> **Exercise objective**:
All entries are to be quoted exactly; the images stay out of the copy.

> **Task material**:
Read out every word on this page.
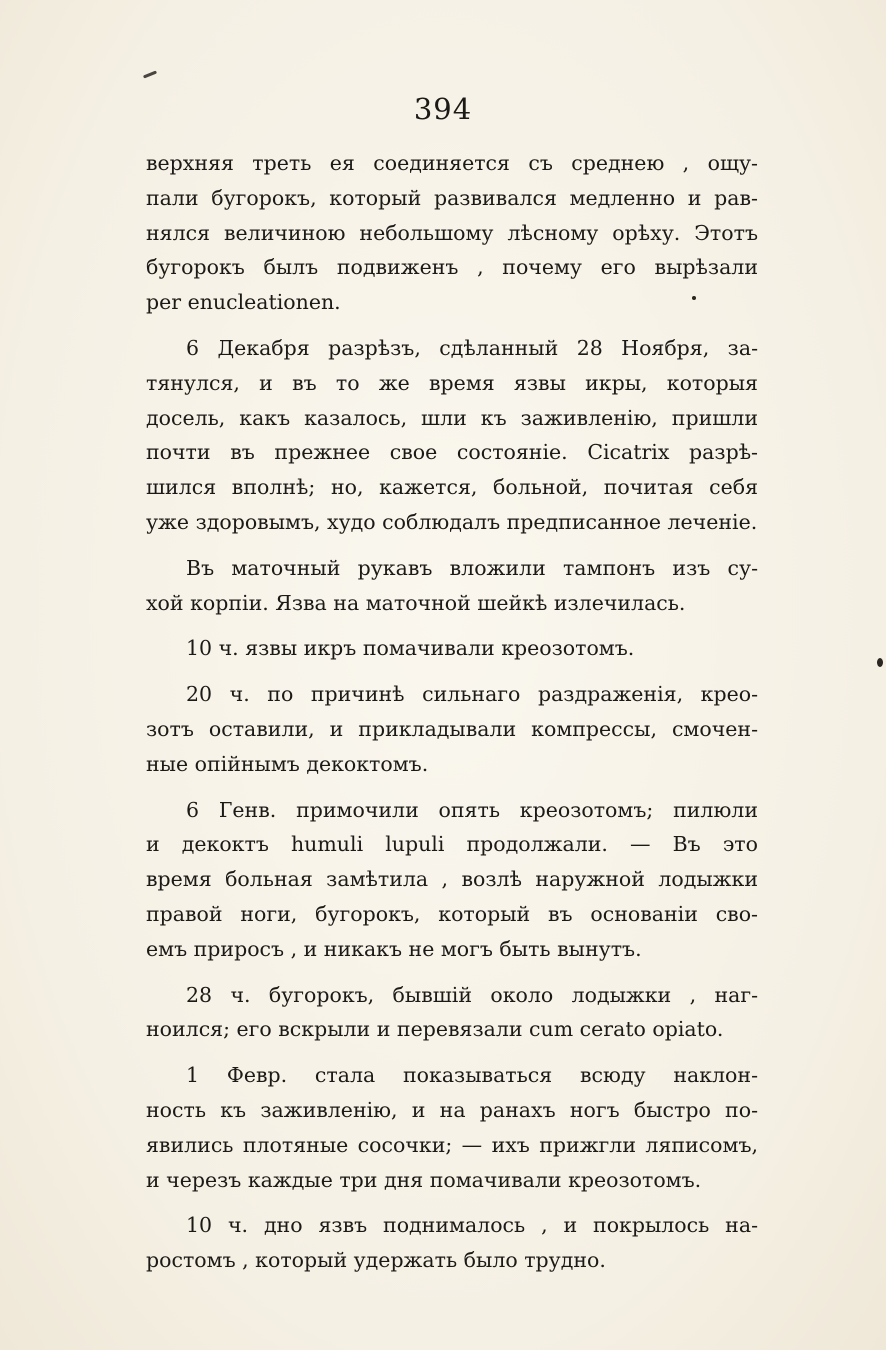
394
верхняя треть ея соединяется съ среднею , ощу-
пали бугорокъ, который развивался медленно и рав-
нялся величиною небольшому лѣсному орѣху. Этотъ
бугорокъ былъ подвиженъ , почему его вырѣзали
per enucleationen.
6 Декабря разрѣзъ, сдѣланный 28 Ноября, за-
тянулся, и въ то же время язвы икры, которыя
досель, какъ казалось, шли къ заживленію, пришли
почти въ прежнее свое состояніе. Cicatrix разрѣ-
шился вполнѣ; но, кажется, больной, почитая себя
уже здоровымъ, худо соблюдалъ предписанное леченіе.
Въ маточный рукавъ вложили тампонъ изъ су-
хой корпіи. Язва на маточной шейкѣ излечилась.
10 ч. язвы икръ помачивали креозотомъ.
20 ч. по причинѣ сильнаго раздраженія, крео-
зотъ оставили, и прикладывали компрессы, смочен-
ные опійнымъ декоктомъ.
6 Генв. примочили опять креозотомъ; пилюли
и декоктъ humuli lupuli продолжали. — Въ это
время больная замѣтила , возлѣ наружной лодыжки
правой ноги, бугорокъ, который въ основаніи сво-
емъ приросъ , и никакъ не могъ быть вынутъ.
28 ч. бугорокъ, бывшій около лодыжки , наг-
ноился; его вскрыли и перевязали cum cerato opiato.
1 Февр. стала показываться всюду наклон-
ность къ заживленію, и на ранахъ ногъ быстро по-
явились плотяные сосочки; — ихъ прижгли ляписомъ,
и черезъ каждые три дня помачивали креозотомъ.
10 ч. дно язвъ поднималось , и покрылось на-
ростомъ , который удержать было трудно.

> **Correct response**:
Read out every word on this page.
394
верхняя треть ея соединяется съ среднею , ощу-
пали бугорокъ, который развивался медленно и рав-
нялся величиною небольшому лѣсному орѣху. Этотъ
бугорокъ былъ подвиженъ , почему его вырѣзали
per enucleationen.
6 Декабря разрѣзъ, сдѣланный 28 Ноября, за-
тянулся, и въ то же время язвы икры, которыя
досель, какъ казалось, шли къ заживленію, пришли
почти въ прежнее свое состояніе. Cicatrix разрѣ-
шился вполнѣ; но, кажется, больной, почитая себя
уже здоровымъ, худо соблюдалъ предписанное леченіе.
Въ маточный рукавъ вложили тампонъ изъ су-
хой корпіи. Язва на маточной шейкѣ излечилась.
10 ч. язвы икръ помачивали креозотомъ.
20 ч. по причинѣ сильнаго раздраженія, крео-
зотъ оставили, и прикладывали компрессы, смочен-
ные опійнымъ декоктомъ.
6 Генв. примочили опять креозотомъ; пилюли
и декоктъ humuli lupuli продолжали. — Въ это
время больная замѣтила , возлѣ наружной лодыжки
правой ноги, бугорокъ, который въ основаніи сво-
емъ приросъ , и никакъ не могъ быть вынутъ.
28 ч. бугорокъ, бывшій около лодыжки , наг-
ноился; его вскрыли и перевязали cum cerato opiato.
1 Февр. стала показываться всюду наклон-
ность къ заживленію, и на ранахъ ногъ быстро по-
явились плотяные сосочки; — ихъ прижгли ляписомъ,
и черезъ каждые три дня помачивали креозотомъ.
10 ч. дно язвъ поднималось , и покрылось на-
ростомъ , который удержать было трудно.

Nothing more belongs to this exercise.